(Figure dataset records)
## BEGIN

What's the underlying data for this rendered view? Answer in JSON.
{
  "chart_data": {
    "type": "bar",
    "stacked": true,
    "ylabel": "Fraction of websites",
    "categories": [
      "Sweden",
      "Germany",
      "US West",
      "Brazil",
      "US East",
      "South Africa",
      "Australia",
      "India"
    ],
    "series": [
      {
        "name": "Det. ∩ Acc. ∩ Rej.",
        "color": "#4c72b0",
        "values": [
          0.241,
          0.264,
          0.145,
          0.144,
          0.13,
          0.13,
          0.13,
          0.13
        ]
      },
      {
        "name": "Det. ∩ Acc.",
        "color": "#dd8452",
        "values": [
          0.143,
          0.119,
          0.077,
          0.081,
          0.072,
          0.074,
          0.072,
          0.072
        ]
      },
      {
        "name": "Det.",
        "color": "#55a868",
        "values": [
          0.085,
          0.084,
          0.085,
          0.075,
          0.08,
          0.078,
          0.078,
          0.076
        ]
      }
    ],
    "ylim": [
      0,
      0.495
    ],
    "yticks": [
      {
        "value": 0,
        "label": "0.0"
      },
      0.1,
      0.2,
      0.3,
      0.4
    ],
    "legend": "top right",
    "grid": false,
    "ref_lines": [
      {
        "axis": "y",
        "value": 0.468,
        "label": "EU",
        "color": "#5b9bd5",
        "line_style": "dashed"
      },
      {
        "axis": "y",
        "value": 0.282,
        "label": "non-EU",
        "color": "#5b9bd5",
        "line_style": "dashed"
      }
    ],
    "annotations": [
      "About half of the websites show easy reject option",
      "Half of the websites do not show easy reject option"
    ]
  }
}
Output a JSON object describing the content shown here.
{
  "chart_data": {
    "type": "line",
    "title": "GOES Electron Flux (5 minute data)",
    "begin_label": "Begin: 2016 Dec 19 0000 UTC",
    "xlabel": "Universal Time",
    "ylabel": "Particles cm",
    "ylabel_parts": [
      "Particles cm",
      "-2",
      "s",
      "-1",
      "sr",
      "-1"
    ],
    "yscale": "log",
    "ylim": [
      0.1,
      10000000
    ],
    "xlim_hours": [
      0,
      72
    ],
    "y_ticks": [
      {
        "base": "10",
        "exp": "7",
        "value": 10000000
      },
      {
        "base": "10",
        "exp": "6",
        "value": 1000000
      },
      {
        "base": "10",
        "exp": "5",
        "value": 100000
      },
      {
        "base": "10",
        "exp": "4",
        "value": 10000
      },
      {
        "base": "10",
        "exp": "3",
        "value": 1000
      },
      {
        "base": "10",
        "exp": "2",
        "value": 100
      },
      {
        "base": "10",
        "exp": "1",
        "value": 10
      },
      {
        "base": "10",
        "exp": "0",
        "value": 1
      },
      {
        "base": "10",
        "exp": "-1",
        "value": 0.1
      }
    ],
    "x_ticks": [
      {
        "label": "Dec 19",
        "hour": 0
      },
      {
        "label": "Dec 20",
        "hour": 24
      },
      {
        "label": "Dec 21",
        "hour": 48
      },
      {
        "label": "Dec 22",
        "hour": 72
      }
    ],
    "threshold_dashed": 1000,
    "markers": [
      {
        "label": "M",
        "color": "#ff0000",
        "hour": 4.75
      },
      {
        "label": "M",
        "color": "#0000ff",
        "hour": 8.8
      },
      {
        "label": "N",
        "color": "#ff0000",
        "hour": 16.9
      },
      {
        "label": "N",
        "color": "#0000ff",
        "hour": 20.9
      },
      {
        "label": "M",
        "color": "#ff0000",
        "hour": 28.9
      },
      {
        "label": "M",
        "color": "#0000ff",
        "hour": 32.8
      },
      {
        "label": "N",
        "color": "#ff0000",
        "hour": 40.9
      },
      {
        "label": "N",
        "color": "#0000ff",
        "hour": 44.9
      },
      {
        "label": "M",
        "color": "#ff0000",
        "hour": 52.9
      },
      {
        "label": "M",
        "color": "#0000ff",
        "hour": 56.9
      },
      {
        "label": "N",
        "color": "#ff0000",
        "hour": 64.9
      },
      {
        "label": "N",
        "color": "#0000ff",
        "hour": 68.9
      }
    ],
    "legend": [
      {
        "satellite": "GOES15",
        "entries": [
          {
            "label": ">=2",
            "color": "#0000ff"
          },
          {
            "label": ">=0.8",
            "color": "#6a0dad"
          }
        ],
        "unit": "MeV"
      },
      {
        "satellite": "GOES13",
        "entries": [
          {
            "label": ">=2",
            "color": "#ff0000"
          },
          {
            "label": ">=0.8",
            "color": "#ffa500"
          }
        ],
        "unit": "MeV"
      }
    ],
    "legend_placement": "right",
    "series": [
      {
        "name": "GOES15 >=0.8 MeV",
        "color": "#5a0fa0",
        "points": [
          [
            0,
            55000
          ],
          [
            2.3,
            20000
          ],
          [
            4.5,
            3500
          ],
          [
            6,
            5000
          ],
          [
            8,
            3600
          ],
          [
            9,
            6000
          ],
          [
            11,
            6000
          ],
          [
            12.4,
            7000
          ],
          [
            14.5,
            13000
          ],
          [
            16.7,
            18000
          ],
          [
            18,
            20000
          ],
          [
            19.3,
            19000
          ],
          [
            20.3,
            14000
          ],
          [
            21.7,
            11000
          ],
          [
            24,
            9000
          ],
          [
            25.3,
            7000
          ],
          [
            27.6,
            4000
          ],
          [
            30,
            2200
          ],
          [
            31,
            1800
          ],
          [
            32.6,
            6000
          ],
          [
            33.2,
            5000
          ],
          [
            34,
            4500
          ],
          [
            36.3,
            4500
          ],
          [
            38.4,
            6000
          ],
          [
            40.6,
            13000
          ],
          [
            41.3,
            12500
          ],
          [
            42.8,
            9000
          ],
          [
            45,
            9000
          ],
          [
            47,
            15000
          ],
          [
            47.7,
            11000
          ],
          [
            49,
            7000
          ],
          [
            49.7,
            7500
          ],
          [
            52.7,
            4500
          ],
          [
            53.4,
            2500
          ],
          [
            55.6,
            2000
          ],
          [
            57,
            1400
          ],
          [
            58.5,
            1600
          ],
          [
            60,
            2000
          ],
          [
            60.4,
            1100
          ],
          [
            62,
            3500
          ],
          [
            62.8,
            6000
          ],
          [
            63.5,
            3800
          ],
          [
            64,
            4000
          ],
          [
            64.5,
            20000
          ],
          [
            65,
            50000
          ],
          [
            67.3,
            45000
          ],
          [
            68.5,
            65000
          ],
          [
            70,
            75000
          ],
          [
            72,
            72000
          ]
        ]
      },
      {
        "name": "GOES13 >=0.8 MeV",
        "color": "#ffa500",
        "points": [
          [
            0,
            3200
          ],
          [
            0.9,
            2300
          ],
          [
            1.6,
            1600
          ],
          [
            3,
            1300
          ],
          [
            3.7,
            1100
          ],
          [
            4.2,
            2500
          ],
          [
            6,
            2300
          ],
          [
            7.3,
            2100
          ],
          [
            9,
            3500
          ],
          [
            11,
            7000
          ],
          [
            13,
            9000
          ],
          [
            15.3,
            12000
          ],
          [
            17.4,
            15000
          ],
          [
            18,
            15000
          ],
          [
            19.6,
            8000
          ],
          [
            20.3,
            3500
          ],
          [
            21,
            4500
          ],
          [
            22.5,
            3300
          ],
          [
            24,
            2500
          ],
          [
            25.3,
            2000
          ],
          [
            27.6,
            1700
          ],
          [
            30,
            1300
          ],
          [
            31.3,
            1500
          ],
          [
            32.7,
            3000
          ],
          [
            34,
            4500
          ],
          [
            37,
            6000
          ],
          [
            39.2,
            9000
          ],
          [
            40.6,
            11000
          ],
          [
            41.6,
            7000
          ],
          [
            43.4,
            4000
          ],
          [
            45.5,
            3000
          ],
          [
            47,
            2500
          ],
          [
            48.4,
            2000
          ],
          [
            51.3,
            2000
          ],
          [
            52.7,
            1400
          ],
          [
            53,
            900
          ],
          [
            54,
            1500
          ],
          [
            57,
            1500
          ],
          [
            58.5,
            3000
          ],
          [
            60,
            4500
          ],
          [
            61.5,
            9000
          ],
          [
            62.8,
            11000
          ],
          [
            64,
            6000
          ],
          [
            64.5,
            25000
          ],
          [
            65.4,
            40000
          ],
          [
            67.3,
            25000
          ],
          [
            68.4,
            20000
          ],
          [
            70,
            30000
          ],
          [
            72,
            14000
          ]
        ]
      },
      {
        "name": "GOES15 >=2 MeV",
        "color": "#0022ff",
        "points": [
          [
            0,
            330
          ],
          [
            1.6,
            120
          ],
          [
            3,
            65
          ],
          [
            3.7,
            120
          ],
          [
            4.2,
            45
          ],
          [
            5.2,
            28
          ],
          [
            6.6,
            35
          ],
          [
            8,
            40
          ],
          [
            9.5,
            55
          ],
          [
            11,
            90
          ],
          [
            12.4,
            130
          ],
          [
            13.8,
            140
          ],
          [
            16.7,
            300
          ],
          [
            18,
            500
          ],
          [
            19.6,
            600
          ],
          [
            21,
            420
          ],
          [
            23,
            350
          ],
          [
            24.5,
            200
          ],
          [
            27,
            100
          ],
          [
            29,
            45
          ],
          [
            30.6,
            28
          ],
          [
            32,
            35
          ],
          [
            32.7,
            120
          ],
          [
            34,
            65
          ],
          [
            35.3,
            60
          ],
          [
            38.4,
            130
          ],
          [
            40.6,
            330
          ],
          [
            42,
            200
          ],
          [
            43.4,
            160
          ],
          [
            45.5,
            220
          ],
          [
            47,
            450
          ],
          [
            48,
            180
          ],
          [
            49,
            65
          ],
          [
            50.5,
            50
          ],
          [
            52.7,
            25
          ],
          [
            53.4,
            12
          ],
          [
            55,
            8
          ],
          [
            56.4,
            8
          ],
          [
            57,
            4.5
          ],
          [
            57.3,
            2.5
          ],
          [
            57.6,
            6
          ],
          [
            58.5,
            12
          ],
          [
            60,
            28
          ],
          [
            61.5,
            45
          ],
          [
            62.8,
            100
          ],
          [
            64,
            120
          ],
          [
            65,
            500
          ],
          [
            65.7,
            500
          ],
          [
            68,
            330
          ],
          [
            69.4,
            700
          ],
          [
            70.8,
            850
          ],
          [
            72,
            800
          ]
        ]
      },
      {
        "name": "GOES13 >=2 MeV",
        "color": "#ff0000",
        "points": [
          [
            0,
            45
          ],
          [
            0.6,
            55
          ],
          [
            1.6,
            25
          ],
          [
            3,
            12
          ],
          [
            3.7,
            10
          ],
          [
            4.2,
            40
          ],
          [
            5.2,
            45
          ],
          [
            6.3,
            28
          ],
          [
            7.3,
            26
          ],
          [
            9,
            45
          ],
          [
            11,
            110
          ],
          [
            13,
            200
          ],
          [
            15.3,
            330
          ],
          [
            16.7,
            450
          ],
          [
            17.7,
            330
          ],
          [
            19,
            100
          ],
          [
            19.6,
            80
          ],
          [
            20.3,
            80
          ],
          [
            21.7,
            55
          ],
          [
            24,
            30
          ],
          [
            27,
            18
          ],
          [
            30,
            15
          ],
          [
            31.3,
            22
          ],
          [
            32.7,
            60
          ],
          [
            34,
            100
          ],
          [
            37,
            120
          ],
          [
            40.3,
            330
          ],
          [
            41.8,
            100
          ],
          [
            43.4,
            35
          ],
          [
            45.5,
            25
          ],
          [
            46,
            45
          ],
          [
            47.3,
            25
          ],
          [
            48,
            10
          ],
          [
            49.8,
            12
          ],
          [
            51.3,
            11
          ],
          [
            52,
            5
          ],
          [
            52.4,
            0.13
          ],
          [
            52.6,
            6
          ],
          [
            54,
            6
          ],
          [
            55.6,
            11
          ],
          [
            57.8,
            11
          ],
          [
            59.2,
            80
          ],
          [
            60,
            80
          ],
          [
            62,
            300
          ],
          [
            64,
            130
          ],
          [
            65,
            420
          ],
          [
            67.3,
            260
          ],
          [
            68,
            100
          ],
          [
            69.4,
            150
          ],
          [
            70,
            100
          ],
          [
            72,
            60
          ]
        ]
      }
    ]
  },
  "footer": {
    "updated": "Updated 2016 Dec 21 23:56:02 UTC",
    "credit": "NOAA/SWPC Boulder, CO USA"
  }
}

## END

Select and copy each line from the data that includes the word "option".

WORKED ANSWER.
      "About half of the websites show easy reject option",
      "Half of the websites do not show easy reject option"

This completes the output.